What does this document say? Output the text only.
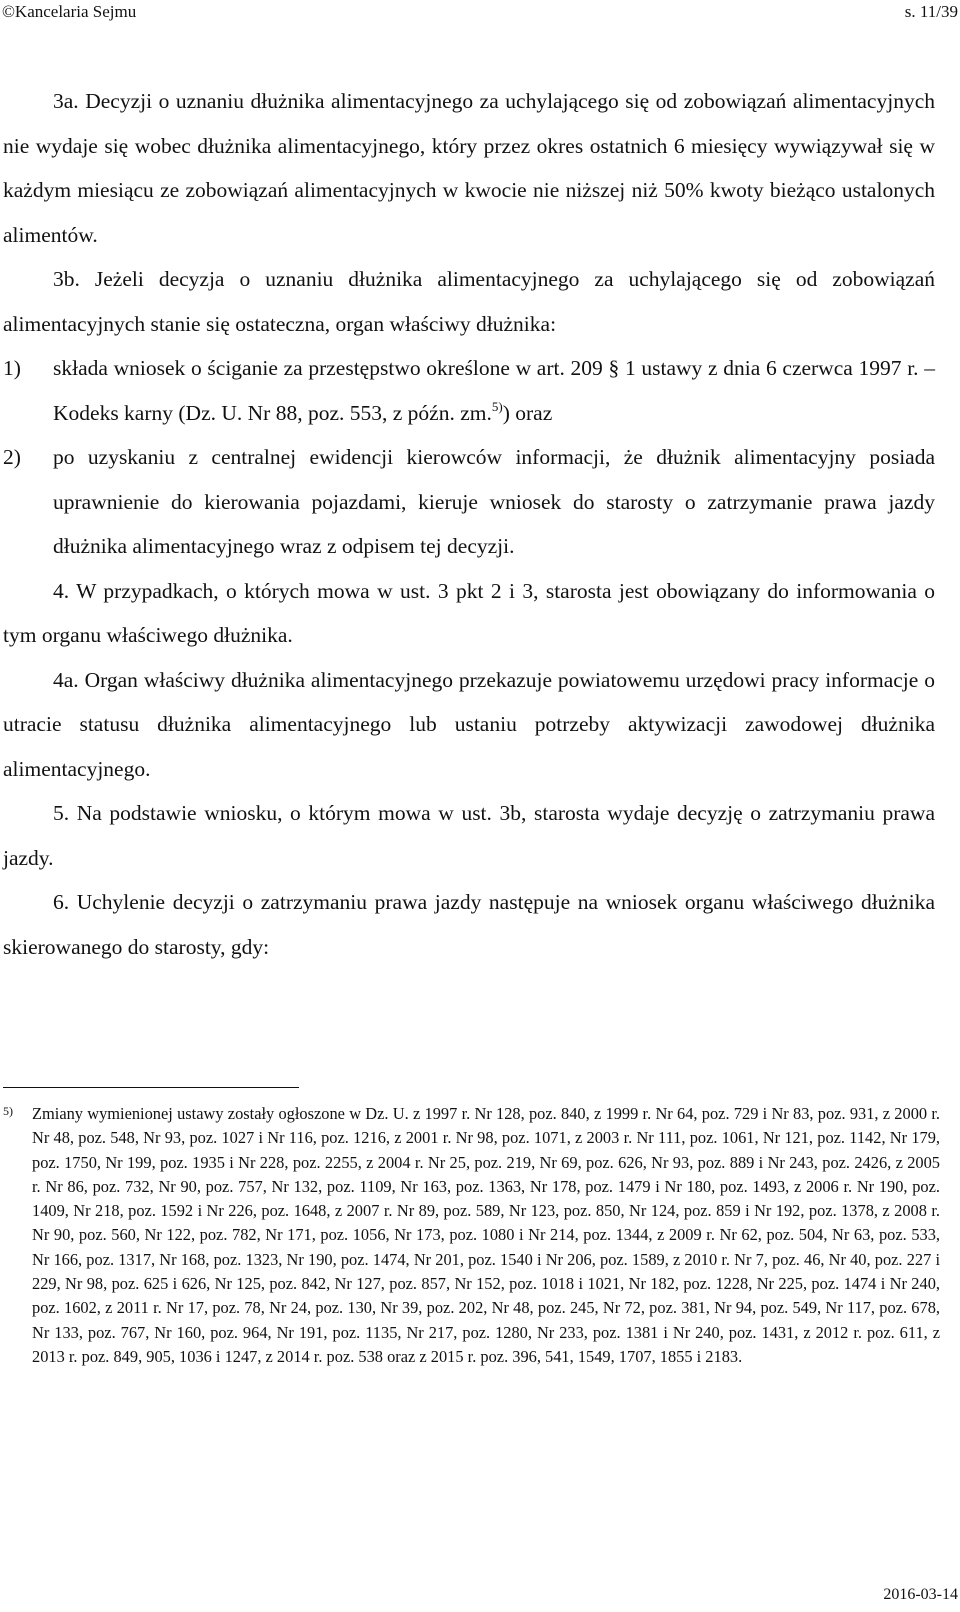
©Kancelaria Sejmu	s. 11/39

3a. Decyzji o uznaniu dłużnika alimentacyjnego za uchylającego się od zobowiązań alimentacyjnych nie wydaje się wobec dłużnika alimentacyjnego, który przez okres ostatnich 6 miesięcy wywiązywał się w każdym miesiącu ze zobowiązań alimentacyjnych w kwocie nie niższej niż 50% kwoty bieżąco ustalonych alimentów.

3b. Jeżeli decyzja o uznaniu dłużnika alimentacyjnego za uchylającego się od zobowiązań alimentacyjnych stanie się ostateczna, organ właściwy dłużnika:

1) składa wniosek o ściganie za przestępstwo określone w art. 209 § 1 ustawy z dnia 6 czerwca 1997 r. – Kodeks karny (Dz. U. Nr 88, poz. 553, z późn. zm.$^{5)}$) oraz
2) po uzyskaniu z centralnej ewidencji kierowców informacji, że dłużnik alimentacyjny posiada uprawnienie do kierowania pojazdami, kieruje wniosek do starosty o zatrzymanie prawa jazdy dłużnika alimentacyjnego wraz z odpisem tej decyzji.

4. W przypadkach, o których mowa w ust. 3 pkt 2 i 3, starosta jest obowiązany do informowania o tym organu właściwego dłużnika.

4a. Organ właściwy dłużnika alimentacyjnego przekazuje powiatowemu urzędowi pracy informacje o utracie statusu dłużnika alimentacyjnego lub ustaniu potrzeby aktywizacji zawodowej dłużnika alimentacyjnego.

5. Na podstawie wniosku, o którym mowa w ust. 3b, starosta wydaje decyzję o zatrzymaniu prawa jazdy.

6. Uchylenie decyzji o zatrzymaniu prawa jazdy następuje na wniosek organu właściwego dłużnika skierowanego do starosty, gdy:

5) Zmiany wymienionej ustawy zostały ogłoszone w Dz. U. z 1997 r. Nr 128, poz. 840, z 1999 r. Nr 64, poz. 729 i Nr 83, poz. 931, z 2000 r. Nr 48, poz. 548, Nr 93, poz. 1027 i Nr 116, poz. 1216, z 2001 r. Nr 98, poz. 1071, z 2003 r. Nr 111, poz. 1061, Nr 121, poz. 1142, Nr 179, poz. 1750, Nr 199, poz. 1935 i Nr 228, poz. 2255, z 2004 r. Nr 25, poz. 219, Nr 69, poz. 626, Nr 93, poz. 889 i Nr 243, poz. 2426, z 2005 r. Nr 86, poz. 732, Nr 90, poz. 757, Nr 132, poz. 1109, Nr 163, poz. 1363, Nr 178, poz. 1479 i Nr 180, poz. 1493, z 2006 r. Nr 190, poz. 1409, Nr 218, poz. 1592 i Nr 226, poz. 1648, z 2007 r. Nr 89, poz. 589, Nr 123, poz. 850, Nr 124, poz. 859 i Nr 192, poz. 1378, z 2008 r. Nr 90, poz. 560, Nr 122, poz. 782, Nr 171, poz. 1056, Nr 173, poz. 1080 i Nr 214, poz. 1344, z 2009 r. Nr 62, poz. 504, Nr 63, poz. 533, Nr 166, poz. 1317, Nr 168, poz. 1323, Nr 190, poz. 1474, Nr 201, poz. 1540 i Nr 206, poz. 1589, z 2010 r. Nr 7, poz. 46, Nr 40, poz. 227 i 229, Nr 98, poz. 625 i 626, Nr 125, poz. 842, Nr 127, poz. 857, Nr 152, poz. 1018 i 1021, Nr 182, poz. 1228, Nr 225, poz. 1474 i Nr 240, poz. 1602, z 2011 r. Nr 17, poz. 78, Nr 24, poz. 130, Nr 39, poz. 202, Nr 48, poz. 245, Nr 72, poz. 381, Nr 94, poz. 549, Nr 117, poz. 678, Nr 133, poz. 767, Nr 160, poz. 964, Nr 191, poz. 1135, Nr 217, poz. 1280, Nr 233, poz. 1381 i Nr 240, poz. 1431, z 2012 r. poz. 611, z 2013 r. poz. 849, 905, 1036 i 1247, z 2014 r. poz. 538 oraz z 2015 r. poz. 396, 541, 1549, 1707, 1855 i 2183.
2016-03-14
==
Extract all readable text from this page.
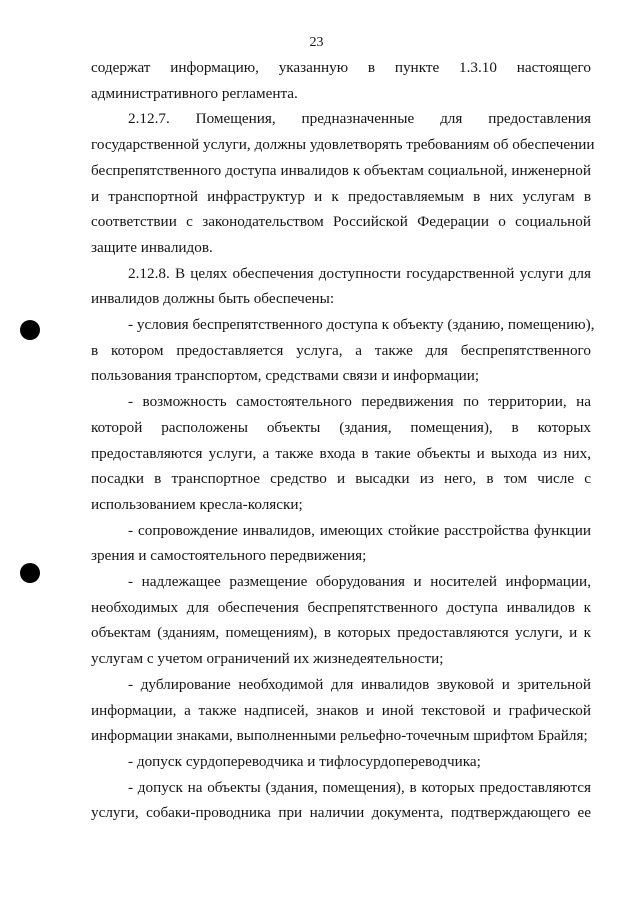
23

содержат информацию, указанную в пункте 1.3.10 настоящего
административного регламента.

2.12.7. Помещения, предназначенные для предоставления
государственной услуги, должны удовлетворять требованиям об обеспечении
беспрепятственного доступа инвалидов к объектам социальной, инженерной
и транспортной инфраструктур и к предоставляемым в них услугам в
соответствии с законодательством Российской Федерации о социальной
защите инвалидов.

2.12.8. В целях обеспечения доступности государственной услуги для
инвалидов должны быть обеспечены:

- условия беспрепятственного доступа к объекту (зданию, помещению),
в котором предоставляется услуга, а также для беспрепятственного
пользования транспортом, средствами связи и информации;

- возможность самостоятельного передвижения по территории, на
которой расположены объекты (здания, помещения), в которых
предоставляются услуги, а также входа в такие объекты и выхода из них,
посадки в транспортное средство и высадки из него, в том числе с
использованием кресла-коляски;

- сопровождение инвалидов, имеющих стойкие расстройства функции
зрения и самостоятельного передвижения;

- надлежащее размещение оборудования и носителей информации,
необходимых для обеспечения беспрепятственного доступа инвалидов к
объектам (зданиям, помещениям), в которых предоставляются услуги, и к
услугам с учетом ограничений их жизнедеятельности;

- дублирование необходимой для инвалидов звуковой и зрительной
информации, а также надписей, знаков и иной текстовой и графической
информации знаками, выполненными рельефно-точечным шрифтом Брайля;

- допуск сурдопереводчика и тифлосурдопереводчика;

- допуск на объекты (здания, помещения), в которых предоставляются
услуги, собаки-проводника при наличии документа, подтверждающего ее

* To do: Copy out every line in the listing where the word "объекты" appears.

* Expected output:
которой расположены объекты (здания, помещения), в которых
предоставляются услуги, а также входа в такие объекты и выхода из них,
- допуск на объекты (здания, помещения), в которых предоставляются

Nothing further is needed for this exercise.